All of the data must be printed exactly; please include every line.

--- START DATA SECTION ---

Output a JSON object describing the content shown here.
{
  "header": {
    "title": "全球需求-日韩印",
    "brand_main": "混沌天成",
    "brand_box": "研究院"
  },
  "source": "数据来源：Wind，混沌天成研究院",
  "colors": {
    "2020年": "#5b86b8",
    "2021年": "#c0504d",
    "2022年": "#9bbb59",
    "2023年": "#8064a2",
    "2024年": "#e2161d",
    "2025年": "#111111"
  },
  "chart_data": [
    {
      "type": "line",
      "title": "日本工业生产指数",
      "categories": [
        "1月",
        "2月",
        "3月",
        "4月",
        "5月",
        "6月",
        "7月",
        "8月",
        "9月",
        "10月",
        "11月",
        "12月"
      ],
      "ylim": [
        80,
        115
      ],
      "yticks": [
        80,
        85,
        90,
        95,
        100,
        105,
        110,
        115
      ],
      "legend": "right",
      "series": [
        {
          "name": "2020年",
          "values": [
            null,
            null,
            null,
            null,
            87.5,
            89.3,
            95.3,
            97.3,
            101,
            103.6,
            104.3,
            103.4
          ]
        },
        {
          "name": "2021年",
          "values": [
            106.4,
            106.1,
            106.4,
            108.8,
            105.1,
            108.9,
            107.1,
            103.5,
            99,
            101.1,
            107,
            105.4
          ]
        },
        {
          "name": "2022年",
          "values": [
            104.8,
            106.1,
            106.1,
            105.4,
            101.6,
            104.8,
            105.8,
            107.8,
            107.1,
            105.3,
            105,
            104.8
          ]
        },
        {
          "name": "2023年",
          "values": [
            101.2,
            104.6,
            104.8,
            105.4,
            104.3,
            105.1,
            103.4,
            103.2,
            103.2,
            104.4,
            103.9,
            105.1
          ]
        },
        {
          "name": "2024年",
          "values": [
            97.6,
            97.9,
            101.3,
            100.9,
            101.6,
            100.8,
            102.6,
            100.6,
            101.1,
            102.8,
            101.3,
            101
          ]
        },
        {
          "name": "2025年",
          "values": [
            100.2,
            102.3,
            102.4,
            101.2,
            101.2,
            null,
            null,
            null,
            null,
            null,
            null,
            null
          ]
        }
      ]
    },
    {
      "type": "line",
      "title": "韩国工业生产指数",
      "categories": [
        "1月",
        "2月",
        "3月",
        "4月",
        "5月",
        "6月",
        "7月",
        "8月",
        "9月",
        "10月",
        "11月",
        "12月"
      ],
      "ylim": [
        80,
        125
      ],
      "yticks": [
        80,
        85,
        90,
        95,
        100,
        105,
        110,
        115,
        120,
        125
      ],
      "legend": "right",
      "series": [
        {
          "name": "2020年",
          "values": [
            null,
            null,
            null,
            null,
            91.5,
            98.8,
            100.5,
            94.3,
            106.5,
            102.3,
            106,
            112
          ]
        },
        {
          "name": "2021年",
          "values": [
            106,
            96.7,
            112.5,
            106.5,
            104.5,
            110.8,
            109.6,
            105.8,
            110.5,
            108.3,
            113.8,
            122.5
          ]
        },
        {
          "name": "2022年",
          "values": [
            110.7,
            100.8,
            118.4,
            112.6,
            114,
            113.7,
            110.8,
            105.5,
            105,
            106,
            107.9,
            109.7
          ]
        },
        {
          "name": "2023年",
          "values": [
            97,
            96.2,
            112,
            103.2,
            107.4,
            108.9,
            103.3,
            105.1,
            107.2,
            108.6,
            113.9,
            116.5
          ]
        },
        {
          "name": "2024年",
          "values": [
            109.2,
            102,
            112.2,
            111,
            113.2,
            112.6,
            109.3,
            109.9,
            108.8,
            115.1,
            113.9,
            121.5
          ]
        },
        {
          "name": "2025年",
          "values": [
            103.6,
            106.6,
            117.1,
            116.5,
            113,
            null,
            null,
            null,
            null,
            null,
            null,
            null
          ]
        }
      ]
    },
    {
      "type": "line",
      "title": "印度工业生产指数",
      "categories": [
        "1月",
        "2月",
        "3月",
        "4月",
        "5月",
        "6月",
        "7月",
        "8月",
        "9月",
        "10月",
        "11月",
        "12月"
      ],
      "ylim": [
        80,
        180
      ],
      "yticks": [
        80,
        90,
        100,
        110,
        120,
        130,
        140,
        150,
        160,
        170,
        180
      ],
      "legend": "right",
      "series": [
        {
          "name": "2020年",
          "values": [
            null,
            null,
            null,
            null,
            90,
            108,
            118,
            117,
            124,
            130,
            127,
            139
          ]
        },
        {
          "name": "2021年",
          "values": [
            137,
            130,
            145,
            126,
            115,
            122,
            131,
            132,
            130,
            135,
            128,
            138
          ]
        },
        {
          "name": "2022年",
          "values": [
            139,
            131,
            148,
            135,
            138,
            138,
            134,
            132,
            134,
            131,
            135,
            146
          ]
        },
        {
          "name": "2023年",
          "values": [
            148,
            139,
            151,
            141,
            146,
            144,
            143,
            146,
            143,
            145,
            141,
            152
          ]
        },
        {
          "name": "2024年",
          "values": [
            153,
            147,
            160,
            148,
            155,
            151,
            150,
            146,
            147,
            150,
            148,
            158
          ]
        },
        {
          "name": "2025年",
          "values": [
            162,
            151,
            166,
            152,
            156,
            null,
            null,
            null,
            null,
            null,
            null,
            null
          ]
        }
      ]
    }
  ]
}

--- END DATA SECTION ---

**RESULT**.
Output a JSON object describing the content shown here.
{
  "header": {
    "title": "全球需求-日韩印",
    "brand_main": "混沌天成",
    "brand_box": "研究院"
  },
  "source": "数据来源：Wind，混沌天成研究院",
  "colors": {
    "2020年": "#5b86b8",
    "2021年": "#c0504d",
    "2022年": "#9bbb59",
    "2023年": "#8064a2",
    "2024年": "#e2161d",
    "2025年": "#111111"
  },
  "chart_data": [
    {
      "type": "line",
      "title": "日本工业生产指数",
      "categories": [
        "1月",
        "2月",
        "3月",
        "4月",
        "5月",
        "6月",
        "7月",
        "8月",
        "9月",
        "10月",
        "11月",
        "12月"
      ],
      "ylim": [
        80,
        115
      ],
      "yticks": [
        80,
        85,
        90,
        95,
        100,
        105,
        110,
        115
      ],
      "legend": "right",
      "series": [
        {
          "name": "2020年",
          "values": [
            null,
            null,
            null,
            null,
            87.5,
            89.3,
            95.3,
            97.3,
            101,
            103.6,
            104.3,
            103.4
          ]
        },
        {
          "name": "2021年",
          "values": [
            106.4,
            106.1,
            106.4,
            108.8,
            105.1,
            108.9,
            107.1,
            103.5,
            99,
            101.1,
            107,
            105.4
          ]
        },
        {
          "name": "2022年",
          "values": [
            104.8,
            106.1,
            106.1,
            105.4,
            101.6,
            104.8,
            105.8,
            107.8,
            107.1,
            105.3,
            105,
            104.8
          ]
        },
        {
          "name": "2023年",
          "values": [
            101.2,
            104.6,
            104.8,
            105.4,
            104.3,
            105.1,
            103.4,
            103.2,
            103.2,
            104.4,
            103.9,
            105.1
          ]
        },
        {
          "name": "2024年",
          "values": [
            97.6,
            97.9,
            101.3,
            100.9,
            101.6,
            100.8,
            102.6,
            100.6,
            101.1,
            102.8,
            101.3,
            101
          ]
        },
        {
          "name": "2025年",
          "values": [
            100.2,
            102.3,
            102.4,
            101.2,
            101.2,
            null,
            null,
            null,
            null,
            null,
            null,
            null
          ]
        }
      ]
    },
    {
      "type": "line",
      "title": "韩国工业生产指数",
      "categories": [
        "1月",
        "2月",
        "3月",
        "4月",
        "5月",
        "6月",
        "7月",
        "8月",
        "9月",
        "10月",
        "11月",
        "12月"
      ],
      "ylim": [
        80,
        125
      ],
      "yticks": [
        80,
        85,
        90,
        95,
        100,
        105,
        110,
        115,
        120,
        125
      ],
      "legend": "right",
      "series": [
        {
          "name": "2020年",
          "values": [
            null,
            null,
            null,
            null,
            91.5,
            98.8,
            100.5,
            94.3,
            106.5,
            102.3,
            106,
            112
          ]
        },
        {
          "name": "2021年",
          "values": [
            106,
            96.7,
            112.5,
            106.5,
            104.5,
            110.8,
            109.6,
            105.8,
            110.5,
            108.3,
            113.8,
            122.5
          ]
        },
        {
          "name": "2022年",
          "values": [
            110.7,
            100.8,
            118.4,
            112.6,
            114,
            113.7,
            110.8,
            105.5,
            105,
            106,
            107.9,
            109.7
          ]
        },
        {
          "name": "2023年",
          "values": [
            97,
            96.2,
            112,
            103.2,
            107.4,
            108.9,
            103.3,
            105.1,
            107.2,
            108.6,
            113.9,
            116.5
          ]
        },
        {
          "name": "2024年",
          "values": [
            109.2,
            102,
            112.2,
            111,
            113.2,
            112.6,
            109.3,
            109.9,
            108.8,
            115.1,
            113.9,
            121.5
          ]
        },
        {
          "name": "2025年",
          "values": [
            103.6,
            106.6,
            117.1,
            116.5,
            113,
            null,
            null,
            null,
            null,
            null,
            null,
            null
          ]
        }
      ]
    },
    {
      "type": "line",
      "title": "印度工业生产指数",
      "categories": [
        "1月",
        "2月",
        "3月",
        "4月",
        "5月",
        "6月",
        "7月",
        "8月",
        "9月",
        "10月",
        "11月",
        "12月"
      ],
      "ylim": [
        80,
        180
      ],
      "yticks": [
        80,
        90,
        100,
        110,
        120,
        130,
        140,
        150,
        160,
        170,
        180
      ],
      "legend": "right",
      "series": [
        {
          "name": "2020年",
          "values": [
            null,
            null,
            null,
            null,
            90,
            108,
            118,
            117,
            124,
            130,
            127,
            139
          ]
        },
        {
          "name": "2021年",
          "values": [
            137,
            130,
            145,
            126,
            115,
            122,
            131,
            132,
            130,
            135,
            128,
            138
          ]
        },
        {
          "name": "2022年",
          "values": [
            139,
            131,
            148,
            135,
            138,
            138,
            134,
            132,
            134,
            131,
            135,
            146
          ]
        },
        {
          "name": "2023年",
          "values": [
            148,
            139,
            151,
            141,
            146,
            144,
            143,
            146,
            143,
            145,
            141,
            152
          ]
        },
        {
          "name": "2024年",
          "values": [
            153,
            147,
            160,
            148,
            155,
            151,
            150,
            146,
            147,
            150,
            148,
            158
          ]
        },
        {
          "name": "2025年",
          "values": [
            162,
            151,
            166,
            152,
            156,
            null,
            null,
            null,
            null,
            null,
            null,
            null
          ]
        }
      ]
    }
  ]
}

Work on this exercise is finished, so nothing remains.